_MATERIAL TO PROCESS_
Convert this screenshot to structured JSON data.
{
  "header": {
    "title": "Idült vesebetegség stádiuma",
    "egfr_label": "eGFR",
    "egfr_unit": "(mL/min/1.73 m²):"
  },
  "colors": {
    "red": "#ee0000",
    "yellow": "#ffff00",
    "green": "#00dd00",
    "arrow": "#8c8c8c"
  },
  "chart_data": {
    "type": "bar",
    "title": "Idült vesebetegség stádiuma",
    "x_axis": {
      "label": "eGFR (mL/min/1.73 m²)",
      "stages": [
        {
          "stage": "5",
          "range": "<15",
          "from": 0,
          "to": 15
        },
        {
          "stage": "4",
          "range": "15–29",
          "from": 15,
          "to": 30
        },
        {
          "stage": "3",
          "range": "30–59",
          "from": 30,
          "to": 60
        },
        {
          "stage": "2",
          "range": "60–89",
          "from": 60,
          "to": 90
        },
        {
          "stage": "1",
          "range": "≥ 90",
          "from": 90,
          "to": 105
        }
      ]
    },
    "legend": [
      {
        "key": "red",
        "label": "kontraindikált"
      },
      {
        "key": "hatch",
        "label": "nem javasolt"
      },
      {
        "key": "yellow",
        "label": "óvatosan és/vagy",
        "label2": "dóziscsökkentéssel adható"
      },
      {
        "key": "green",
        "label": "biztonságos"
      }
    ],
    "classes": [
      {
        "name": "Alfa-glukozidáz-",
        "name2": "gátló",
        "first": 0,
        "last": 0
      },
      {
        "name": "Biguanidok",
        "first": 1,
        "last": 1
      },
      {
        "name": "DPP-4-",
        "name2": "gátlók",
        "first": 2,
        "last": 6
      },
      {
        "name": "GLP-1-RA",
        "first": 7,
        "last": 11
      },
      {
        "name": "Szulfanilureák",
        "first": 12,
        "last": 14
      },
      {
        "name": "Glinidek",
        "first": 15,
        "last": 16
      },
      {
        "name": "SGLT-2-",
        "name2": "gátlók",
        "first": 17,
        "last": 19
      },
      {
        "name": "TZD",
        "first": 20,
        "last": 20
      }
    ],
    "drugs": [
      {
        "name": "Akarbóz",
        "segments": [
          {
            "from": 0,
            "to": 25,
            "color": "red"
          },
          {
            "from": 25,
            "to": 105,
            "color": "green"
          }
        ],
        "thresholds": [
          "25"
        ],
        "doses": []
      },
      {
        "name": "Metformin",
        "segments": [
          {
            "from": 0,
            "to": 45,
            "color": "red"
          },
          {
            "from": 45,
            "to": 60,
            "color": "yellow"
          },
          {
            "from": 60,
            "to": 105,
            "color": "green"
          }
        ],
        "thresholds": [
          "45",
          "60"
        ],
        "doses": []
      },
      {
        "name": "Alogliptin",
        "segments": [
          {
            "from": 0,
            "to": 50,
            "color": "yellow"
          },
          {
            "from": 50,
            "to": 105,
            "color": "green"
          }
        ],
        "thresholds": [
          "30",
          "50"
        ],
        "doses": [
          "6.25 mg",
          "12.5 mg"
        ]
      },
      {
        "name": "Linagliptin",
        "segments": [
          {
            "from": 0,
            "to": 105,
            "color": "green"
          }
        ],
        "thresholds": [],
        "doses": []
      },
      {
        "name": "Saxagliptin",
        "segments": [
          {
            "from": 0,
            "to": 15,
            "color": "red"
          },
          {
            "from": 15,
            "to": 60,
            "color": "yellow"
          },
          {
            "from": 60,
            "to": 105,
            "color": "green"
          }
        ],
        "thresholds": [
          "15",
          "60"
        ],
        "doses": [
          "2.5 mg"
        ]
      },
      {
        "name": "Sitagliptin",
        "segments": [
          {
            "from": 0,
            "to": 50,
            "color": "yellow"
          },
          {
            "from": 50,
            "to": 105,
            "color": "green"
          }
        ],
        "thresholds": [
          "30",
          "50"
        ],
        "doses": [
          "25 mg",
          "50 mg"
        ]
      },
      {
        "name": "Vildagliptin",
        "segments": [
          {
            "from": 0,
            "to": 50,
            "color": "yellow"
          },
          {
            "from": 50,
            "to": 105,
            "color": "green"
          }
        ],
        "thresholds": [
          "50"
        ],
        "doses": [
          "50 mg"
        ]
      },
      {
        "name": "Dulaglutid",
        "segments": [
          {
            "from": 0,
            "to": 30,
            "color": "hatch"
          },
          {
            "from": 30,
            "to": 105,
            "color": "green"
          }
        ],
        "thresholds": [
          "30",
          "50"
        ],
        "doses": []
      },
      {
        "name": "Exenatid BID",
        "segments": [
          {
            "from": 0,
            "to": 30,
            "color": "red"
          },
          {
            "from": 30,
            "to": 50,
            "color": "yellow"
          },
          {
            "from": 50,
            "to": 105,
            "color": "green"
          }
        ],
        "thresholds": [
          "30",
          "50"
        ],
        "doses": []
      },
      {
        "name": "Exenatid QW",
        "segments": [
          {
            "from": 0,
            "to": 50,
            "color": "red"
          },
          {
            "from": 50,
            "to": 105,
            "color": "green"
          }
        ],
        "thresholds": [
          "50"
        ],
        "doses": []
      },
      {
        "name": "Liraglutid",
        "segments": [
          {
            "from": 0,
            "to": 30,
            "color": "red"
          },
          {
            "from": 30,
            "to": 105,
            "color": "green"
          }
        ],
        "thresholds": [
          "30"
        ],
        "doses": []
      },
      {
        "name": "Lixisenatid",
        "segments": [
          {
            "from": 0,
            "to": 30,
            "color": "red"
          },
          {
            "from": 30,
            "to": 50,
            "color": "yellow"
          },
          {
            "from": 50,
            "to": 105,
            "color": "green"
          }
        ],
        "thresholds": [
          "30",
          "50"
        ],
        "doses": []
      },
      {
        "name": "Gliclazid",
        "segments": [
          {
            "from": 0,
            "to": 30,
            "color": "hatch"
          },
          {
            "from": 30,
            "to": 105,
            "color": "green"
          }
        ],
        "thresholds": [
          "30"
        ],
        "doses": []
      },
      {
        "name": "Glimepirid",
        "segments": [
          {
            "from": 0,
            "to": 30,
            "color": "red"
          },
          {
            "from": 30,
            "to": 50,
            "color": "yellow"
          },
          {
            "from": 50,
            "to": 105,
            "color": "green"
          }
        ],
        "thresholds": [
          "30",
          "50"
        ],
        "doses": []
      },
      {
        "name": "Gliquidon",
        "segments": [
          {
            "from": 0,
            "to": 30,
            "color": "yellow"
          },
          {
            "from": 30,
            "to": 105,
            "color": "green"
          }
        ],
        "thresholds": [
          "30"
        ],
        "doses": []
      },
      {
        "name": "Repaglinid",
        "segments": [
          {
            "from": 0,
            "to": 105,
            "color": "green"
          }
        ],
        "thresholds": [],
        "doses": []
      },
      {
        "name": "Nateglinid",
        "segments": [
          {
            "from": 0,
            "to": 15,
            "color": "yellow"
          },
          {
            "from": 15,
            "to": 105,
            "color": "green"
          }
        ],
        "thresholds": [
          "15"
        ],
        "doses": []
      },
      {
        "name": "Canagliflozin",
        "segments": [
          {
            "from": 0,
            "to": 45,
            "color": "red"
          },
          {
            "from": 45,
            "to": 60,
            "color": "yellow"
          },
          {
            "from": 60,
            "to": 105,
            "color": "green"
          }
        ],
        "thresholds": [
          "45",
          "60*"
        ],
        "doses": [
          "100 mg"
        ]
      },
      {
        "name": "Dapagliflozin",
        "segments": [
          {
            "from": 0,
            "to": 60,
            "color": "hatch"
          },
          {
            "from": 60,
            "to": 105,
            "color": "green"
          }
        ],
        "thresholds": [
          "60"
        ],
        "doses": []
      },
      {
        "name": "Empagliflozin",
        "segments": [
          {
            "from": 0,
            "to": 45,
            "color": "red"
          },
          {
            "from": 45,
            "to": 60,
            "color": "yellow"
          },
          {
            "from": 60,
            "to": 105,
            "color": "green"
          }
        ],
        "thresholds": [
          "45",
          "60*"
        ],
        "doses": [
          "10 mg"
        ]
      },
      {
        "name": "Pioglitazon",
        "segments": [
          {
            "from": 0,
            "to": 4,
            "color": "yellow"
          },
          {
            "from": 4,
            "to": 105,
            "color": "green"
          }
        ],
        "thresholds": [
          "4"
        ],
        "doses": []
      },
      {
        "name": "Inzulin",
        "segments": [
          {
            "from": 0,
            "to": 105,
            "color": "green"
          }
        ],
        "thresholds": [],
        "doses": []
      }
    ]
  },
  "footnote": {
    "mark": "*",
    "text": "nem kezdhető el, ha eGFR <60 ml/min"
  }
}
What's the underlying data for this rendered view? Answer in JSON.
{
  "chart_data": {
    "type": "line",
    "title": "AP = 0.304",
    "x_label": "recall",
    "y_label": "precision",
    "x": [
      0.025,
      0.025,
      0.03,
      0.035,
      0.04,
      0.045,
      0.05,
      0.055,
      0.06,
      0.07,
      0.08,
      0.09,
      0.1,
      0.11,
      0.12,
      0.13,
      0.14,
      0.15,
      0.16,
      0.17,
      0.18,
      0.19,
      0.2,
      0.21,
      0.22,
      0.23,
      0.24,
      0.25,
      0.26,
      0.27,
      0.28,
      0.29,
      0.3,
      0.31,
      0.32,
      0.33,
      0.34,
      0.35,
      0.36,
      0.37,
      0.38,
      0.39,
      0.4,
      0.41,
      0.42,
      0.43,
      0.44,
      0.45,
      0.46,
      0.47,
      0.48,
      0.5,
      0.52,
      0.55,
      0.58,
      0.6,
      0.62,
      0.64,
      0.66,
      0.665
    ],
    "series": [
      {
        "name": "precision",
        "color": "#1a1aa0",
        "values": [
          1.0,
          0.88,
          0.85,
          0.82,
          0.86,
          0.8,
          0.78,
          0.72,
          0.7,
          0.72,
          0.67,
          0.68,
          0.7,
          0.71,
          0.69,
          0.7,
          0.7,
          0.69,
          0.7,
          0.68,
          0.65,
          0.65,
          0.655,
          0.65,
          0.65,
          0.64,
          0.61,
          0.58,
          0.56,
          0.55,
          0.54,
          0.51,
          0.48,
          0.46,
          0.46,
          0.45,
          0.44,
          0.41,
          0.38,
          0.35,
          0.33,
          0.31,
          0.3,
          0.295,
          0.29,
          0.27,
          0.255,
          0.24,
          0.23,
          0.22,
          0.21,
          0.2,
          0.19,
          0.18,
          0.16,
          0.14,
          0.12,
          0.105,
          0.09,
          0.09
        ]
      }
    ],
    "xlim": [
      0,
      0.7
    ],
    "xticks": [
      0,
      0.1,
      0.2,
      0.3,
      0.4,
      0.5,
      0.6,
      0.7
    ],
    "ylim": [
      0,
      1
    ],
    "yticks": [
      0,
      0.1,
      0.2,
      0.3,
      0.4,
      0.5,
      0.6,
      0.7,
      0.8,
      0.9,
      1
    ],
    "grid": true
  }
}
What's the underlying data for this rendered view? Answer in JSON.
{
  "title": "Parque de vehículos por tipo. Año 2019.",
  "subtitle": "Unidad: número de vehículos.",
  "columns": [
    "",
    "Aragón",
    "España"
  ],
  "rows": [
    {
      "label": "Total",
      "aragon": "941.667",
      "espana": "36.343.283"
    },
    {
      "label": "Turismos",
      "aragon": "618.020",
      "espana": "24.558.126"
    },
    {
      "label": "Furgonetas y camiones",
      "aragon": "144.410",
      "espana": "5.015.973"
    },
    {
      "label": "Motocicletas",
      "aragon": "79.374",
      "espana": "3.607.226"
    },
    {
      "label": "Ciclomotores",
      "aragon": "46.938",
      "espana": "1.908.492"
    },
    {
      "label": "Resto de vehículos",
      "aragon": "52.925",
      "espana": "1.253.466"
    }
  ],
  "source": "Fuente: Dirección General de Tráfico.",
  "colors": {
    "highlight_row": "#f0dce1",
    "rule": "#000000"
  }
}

_TASK TO COMPLETE_
Extract all lines containing the word "first".

_SOLUTION_
        "first": 0,
        "first": 1,
        "first": 2,
        "first": 7,
        "first": 12,
        "first": 15,
        "first": 17,
        "first": 20,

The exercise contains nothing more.